» **Written instruction**
In full and without alteration, repeat the material.

::::::

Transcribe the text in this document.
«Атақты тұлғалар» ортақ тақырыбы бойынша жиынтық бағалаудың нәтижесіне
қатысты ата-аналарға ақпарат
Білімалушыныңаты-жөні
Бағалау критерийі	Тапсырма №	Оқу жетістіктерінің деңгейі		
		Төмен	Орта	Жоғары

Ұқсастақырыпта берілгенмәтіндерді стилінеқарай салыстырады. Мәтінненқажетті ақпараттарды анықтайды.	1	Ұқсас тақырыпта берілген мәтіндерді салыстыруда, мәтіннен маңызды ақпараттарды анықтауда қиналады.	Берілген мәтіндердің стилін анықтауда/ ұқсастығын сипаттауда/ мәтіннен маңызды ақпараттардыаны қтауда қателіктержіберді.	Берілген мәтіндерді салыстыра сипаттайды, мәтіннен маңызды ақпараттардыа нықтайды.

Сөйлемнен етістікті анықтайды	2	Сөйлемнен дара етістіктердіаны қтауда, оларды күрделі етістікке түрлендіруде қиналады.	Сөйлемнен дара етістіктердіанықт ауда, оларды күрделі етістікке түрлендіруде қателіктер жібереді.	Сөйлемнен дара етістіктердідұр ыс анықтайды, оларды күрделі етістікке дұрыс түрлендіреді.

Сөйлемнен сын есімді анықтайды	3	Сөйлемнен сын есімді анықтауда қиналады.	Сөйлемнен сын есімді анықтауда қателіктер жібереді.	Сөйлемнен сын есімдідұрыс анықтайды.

::::::

» **Response to the exercise**
Transcribe the text in this document.
«Атақты тұлғалар» ортақ тақырыбы бойынша жиынтық бағалаудың нәтижесіне
қатысты ата-аналарға ақпарат
Білімалушыныңаты-жөні
Бағалау критерийі	Тапсырма №	Оқу жетістіктерінің деңгейі		
		Төмен	Орта	Жоғары

Ұқсастақырыпта берілгенмәтіндерді стилінеқарай салыстырады. Мәтінненқажетті ақпараттарды анықтайды.	1	Ұқсас тақырыпта берілген мәтіндерді салыстыруда, мәтіннен маңызды ақпараттарды анықтауда қиналады.	Берілген мәтіндердің стилін анықтауда/ ұқсастығын сипаттауда/ мәтіннен маңызды ақпараттардыаны қтауда қателіктержіберді.	Берілген мәтіндерді салыстыра сипаттайды, мәтіннен маңызды ақпараттардыа нықтайды.

Сөйлемнен етістікті анықтайды	2	Сөйлемнен дара етістіктердіаны қтауда, оларды күрделі етістікке түрлендіруде қиналады.	Сөйлемнен дара етістіктердіанықт ауда, оларды күрделі етістікке түрлендіруде қателіктер жібереді.	Сөйлемнен дара етістіктердідұр ыс анықтайды, оларды күрделі етістікке дұрыс түрлендіреді.

Сөйлемнен сын есімді анықтайды	3	Сөйлемнен сын есімді анықтауда қиналады.	Сөйлемнен сын есімді анықтауда қателіктер жібереді.	Сөйлемнен сын есімдідұрыс анықтайды.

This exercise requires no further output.